§ **Prompt**
Give every entry again, word for word.

§ **Dataset records**
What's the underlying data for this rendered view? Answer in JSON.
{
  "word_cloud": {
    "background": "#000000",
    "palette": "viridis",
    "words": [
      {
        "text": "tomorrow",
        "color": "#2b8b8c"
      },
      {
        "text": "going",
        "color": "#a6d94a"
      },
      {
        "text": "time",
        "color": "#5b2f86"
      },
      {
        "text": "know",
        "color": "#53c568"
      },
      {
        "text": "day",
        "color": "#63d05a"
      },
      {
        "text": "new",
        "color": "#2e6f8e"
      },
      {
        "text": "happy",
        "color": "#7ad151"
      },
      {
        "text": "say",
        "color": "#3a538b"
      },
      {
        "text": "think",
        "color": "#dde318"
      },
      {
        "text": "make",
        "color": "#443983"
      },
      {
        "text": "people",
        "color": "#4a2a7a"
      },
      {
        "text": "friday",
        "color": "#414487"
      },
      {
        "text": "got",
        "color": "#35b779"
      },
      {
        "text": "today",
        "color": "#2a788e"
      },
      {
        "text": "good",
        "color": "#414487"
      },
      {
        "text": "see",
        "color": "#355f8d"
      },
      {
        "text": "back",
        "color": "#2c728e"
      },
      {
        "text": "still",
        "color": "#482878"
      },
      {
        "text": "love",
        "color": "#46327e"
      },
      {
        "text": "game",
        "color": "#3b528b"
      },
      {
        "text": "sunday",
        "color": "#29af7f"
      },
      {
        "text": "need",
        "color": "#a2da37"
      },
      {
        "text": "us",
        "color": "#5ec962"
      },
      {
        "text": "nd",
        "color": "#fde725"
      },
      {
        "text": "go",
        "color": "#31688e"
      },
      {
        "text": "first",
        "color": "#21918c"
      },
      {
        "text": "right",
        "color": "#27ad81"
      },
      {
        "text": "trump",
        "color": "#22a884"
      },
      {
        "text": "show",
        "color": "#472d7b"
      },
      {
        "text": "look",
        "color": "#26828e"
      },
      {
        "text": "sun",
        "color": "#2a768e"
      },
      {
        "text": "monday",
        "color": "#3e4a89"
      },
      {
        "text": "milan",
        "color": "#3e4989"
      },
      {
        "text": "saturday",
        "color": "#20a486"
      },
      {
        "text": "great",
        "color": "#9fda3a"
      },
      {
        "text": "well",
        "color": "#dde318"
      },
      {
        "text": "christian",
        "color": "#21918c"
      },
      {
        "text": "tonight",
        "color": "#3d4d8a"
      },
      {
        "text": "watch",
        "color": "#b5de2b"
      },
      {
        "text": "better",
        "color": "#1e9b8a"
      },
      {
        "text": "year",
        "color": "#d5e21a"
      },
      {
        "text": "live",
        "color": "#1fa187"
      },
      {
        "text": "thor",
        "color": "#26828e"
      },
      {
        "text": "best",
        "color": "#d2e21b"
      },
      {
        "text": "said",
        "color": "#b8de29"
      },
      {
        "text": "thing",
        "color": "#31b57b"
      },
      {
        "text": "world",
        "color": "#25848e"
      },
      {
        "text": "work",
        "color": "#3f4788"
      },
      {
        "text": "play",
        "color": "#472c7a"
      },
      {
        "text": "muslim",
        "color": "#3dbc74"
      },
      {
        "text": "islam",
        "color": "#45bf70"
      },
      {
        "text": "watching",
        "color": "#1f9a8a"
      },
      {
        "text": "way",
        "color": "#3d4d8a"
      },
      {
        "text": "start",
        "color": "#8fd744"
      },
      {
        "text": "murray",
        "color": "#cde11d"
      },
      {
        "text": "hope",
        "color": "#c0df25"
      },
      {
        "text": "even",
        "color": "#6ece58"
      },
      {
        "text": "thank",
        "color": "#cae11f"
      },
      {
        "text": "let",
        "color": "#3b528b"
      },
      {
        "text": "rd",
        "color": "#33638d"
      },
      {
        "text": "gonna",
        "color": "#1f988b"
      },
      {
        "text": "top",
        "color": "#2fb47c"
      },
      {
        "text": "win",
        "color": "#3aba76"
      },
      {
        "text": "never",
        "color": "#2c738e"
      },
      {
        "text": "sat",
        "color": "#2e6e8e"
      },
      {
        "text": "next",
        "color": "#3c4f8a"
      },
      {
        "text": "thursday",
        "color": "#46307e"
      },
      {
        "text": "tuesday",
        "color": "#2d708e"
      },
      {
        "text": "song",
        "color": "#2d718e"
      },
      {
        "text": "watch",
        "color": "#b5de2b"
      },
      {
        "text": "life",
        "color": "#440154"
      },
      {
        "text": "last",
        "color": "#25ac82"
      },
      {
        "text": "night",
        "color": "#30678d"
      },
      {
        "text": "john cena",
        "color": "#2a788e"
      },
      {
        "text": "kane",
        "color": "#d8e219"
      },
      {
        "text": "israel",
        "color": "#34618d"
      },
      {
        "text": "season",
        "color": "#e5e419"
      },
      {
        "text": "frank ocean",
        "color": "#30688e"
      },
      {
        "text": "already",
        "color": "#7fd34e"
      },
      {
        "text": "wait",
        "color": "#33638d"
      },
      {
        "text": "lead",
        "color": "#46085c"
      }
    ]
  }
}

§ **Written response**
What's the underlying data for this rendered view? Answer in JSON.
{
  "word_cloud": {
    "background": "#000000",
    "palette": "viridis",
    "words": [
      {
        "text": "tomorrow",
        "color": "#2b8b8c"
      },
      {
        "text": "going",
        "color": "#a6d94a"
      },
      {
        "text": "time",
        "color": "#5b2f86"
      },
      {
        "text": "know",
        "color": "#53c568"
      },
      {
        "text": "day",
        "color": "#63d05a"
      },
      {
        "text": "new",
        "color": "#2e6f8e"
      },
      {
        "text": "happy",
        "color": "#7ad151"
      },
      {
        "text": "say",
        "color": "#3a538b"
      },
      {
        "text": "think",
        "color": "#dde318"
      },
      {
        "text": "make",
        "color": "#443983"
      },
      {
        "text": "people",
        "color": "#4a2a7a"
      },
      {
        "text": "friday",
        "color": "#414487"
      },
      {
        "text": "got",
        "color": "#35b779"
      },
      {
        "text": "today",
        "color": "#2a788e"
      },
      {
        "text": "good",
        "color": "#414487"
      },
      {
        "text": "see",
        "color": "#355f8d"
      },
      {
        "text": "back",
        "color": "#2c728e"
      },
      {
        "text": "still",
        "color": "#482878"
      },
      {
        "text": "love",
        "color": "#46327e"
      },
      {
        "text": "game",
        "color": "#3b528b"
      },
      {
        "text": "sunday",
        "color": "#29af7f"
      },
      {
        "text": "need",
        "color": "#a2da37"
      },
      {
        "text": "us",
        "color": "#5ec962"
      },
      {
        "text": "nd",
        "color": "#fde725"
      },
      {
        "text": "go",
        "color": "#31688e"
      },
      {
        "text": "first",
        "color": "#21918c"
      },
      {
        "text": "right",
        "color": "#27ad81"
      },
      {
        "text": "trump",
        "color": "#22a884"
      },
      {
        "text": "show",
        "color": "#472d7b"
      },
      {
        "text": "look",
        "color": "#26828e"
      },
      {
        "text": "sun",
        "color": "#2a768e"
      },
      {
        "text": "monday",
        "color": "#3e4a89"
      },
      {
        "text": "milan",
        "color": "#3e4989"
      },
      {
        "text": "saturday",
        "color": "#20a486"
      },
      {
        "text": "great",
        "color": "#9fda3a"
      },
      {
        "text": "well",
        "color": "#dde318"
      },
      {
        "text": "christian",
        "color": "#21918c"
      },
      {
        "text": "tonight",
        "color": "#3d4d8a"
      },
      {
        "text": "watch",
        "color": "#b5de2b"
      },
      {
        "text": "better",
        "color": "#1e9b8a"
      },
      {
        "text": "year",
        "color": "#d5e21a"
      },
      {
        "text": "live",
        "color": "#1fa187"
      },
      {
        "text": "thor",
        "color": "#26828e"
      },
      {
        "text": "best",
        "color": "#d2e21b"
      },
      {
        "text": "said",
        "color": "#b8de29"
      },
      {
        "text": "thing",
        "color": "#31b57b"
      },
      {
        "text": "world",
        "color": "#25848e"
      },
      {
        "text": "work",
        "color": "#3f4788"
      },
      {
        "text": "play",
        "color": "#472c7a"
      },
      {
        "text": "muslim",
        "color": "#3dbc74"
      },
      {
        "text": "islam",
        "color": "#45bf70"
      },
      {
        "text": "watching",
        "color": "#1f9a8a"
      },
      {
        "text": "way",
        "color": "#3d4d8a"
      },
      {
        "text": "start",
        "color": "#8fd744"
      },
      {
        "text": "murray",
        "color": "#cde11d"
      },
      {
        "text": "hope",
        "color": "#c0df25"
      },
      {
        "text": "even",
        "color": "#6ece58"
      },
      {
        "text": "thank",
        "color": "#cae11f"
      },
      {
        "text": "let",
        "color": "#3b528b"
      },
      {
        "text": "rd",
        "color": "#33638d"
      },
      {
        "text": "gonna",
        "color": "#1f988b"
      },
      {
        "text": "top",
        "color": "#2fb47c"
      },
      {
        "text": "win",
        "color": "#3aba76"
      },
      {
        "text": "never",
        "color": "#2c738e"
      },
      {
        "text": "sat",
        "color": "#2e6e8e"
      },
      {
        "text": "next",
        "color": "#3c4f8a"
      },
      {
        "text": "thursday",
        "color": "#46307e"
      },
      {
        "text": "tuesday",
        "color": "#2d708e"
      },
      {
        "text": "song",
        "color": "#2d718e"
      },
      {
        "text": "watch",
        "color": "#b5de2b"
      },
      {
        "text": "life",
        "color": "#440154"
      },
      {
        "text": "last",
        "color": "#25ac82"
      },
      {
        "text": "night",
        "color": "#30678d"
      },
      {
        "text": "john cena",
        "color": "#2a788e"
      },
      {
        "text": "kane",
        "color": "#d8e219"
      },
      {
        "text": "israel",
        "color": "#34618d"
      },
      {
        "text": "season",
        "color": "#e5e419"
      },
      {
        "text": "frank ocean",
        "color": "#30688e"
      },
      {
        "text": "already",
        "color": "#7fd34e"
      },
      {
        "text": "wait",
        "color": "#33638d"
      },
      {
        "text": "lead",
        "color": "#46085c"
      }
    ]
  }
}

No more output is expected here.